SET PROBLEM —
Within the listing below, locate all lines containing the word "price". Copy each one.

AVAILABLE RECORDS —
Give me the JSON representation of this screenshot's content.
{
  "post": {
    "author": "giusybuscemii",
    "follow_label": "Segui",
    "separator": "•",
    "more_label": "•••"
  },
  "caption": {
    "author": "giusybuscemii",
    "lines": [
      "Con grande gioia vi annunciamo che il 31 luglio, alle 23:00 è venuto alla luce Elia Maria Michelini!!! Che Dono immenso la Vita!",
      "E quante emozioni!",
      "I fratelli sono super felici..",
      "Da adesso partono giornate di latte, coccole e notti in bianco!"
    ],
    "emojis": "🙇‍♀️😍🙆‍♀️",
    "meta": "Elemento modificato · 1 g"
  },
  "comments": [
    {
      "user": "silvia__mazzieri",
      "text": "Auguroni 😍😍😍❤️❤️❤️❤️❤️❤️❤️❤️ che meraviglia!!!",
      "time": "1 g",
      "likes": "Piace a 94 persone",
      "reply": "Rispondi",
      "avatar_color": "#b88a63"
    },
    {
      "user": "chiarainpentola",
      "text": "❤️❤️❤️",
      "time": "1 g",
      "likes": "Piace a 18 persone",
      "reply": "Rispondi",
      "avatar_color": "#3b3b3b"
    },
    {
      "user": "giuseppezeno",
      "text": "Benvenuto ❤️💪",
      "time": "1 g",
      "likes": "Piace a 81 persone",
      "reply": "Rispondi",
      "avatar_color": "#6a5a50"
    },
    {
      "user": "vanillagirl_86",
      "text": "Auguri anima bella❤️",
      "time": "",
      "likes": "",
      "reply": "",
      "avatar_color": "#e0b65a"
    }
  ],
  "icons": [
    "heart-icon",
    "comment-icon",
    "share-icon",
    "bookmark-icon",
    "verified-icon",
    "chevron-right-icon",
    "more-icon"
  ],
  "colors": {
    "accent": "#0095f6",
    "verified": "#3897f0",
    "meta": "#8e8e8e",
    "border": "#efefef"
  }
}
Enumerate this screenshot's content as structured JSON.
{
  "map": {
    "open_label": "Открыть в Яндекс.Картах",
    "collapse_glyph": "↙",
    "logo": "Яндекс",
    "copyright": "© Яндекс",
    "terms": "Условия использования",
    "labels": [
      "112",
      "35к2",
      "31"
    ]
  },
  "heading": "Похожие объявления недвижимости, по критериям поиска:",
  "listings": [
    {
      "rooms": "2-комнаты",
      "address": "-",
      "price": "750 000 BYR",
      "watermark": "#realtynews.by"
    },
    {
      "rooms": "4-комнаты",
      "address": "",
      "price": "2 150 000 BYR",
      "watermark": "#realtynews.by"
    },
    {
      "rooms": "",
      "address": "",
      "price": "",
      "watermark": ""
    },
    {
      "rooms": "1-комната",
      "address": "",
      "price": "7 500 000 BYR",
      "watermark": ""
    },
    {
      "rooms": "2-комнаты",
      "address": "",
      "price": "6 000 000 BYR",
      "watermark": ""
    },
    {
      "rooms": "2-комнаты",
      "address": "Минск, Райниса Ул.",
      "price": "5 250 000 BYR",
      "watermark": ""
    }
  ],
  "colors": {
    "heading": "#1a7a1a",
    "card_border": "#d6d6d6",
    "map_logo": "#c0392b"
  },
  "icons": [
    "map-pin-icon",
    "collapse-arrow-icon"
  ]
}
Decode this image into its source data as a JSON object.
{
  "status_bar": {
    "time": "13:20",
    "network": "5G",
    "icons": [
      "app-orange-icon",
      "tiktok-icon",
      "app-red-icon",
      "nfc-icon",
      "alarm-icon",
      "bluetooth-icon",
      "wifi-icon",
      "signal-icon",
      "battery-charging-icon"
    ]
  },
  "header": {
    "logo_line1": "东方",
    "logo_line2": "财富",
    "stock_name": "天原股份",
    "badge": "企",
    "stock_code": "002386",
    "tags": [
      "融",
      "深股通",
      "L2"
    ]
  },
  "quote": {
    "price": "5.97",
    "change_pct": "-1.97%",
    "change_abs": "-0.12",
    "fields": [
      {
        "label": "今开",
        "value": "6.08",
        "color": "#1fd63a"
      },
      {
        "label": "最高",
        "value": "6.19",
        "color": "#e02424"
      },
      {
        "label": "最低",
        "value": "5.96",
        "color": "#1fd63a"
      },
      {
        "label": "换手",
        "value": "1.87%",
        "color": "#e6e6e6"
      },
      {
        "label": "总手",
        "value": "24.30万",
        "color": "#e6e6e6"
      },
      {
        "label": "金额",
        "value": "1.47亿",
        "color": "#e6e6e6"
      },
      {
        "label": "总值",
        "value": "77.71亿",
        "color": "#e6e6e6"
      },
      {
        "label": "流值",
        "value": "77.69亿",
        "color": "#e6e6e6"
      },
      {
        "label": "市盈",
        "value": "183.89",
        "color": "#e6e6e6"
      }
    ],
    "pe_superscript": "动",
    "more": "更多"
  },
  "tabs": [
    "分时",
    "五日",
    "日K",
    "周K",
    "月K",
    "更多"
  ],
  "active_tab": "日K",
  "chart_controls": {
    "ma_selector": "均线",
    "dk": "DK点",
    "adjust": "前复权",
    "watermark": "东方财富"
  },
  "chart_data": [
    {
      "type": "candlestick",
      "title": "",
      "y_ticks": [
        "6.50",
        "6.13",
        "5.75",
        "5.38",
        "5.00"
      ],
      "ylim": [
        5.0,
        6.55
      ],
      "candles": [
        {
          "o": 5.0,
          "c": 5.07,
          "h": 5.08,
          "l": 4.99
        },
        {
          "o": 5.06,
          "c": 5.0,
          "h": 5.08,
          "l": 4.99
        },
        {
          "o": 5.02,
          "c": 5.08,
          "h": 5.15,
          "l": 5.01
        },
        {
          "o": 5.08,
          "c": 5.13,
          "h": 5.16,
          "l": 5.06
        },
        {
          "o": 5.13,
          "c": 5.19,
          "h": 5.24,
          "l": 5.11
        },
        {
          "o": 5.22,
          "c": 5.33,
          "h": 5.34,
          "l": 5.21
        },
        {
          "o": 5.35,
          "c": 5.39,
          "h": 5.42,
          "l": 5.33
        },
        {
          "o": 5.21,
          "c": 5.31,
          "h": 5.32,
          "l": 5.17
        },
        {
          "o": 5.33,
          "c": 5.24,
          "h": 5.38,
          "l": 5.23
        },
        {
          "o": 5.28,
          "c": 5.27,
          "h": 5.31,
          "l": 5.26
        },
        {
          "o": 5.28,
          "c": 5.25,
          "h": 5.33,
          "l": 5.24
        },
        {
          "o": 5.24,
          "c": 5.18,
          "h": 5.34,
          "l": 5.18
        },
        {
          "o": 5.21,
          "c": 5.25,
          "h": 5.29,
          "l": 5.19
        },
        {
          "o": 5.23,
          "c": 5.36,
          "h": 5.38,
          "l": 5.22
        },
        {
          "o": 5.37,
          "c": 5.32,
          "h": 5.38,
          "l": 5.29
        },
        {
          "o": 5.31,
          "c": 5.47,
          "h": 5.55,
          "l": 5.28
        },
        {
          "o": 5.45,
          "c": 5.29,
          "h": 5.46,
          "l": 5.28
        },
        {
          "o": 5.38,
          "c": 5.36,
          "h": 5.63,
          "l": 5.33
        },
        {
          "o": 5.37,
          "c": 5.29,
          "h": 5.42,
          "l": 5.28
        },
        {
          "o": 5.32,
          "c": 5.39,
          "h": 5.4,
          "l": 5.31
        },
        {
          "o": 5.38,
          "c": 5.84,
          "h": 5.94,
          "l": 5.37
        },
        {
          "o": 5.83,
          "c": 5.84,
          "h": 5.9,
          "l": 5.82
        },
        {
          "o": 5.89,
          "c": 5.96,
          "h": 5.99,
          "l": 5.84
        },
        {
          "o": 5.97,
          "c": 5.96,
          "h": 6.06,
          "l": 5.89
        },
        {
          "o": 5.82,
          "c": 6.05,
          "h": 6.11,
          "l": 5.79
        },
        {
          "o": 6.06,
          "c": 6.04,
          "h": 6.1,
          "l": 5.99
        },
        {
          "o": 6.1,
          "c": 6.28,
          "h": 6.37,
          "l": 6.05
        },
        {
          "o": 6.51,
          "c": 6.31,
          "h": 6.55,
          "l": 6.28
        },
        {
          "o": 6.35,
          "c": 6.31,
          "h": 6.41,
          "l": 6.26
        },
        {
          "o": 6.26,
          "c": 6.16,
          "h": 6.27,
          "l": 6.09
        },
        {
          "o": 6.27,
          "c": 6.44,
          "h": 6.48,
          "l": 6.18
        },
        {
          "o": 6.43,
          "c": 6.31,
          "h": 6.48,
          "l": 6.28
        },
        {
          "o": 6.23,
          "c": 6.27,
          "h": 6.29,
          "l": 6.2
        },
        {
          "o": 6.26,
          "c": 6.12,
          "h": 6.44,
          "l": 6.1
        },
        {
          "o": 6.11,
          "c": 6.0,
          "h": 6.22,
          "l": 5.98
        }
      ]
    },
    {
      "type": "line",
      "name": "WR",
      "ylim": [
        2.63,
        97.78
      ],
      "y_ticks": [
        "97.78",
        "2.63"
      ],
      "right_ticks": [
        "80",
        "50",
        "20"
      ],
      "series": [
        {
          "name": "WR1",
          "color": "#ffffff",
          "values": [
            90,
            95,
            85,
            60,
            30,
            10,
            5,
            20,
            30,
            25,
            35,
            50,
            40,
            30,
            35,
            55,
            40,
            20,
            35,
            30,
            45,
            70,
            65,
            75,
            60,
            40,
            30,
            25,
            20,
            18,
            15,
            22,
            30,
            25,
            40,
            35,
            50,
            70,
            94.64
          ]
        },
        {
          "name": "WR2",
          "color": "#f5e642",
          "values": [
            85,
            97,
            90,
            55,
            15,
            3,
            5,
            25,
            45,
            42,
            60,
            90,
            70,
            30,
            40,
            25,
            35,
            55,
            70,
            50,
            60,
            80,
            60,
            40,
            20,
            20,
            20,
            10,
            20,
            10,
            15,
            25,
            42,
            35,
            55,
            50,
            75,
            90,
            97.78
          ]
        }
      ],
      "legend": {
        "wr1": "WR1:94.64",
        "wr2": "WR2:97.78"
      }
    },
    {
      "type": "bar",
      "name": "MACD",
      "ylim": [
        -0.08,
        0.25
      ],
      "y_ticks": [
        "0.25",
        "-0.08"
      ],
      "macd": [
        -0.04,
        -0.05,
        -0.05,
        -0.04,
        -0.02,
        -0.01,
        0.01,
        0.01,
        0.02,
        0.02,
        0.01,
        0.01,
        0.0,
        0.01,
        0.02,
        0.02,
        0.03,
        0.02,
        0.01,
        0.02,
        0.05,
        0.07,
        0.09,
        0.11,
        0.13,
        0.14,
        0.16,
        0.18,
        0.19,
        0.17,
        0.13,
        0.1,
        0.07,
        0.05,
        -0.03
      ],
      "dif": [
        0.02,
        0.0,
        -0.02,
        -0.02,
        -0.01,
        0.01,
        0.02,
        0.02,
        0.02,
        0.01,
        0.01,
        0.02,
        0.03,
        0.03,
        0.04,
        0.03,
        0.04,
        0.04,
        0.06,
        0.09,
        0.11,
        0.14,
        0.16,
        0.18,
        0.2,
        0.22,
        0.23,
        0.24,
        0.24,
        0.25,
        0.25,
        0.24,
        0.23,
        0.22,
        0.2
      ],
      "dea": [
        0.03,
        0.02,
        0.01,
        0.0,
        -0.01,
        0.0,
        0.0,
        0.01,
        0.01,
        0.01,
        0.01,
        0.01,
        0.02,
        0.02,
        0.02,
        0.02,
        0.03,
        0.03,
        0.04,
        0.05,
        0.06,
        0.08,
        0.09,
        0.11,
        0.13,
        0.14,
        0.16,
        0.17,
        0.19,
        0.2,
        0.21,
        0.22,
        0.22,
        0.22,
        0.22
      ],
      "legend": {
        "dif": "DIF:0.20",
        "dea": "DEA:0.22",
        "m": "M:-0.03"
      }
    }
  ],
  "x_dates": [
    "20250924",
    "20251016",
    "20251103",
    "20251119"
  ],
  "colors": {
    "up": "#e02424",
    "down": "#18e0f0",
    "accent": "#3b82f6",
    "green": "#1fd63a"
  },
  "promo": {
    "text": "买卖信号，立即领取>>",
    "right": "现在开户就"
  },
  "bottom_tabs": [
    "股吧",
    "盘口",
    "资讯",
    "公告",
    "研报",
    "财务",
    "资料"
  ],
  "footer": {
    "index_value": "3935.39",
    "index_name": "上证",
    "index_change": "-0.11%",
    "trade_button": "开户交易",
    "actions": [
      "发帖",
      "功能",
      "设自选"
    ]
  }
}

RESULT —
      "price": "750 000 BYR",
      "price": "2 150 000 BYR",
      "price": "",
      "price": "7 500 000 BYR",
      "price": "6 000 000 BYR",
      "price": "5 250 000 BYR",
    "price": "5.97",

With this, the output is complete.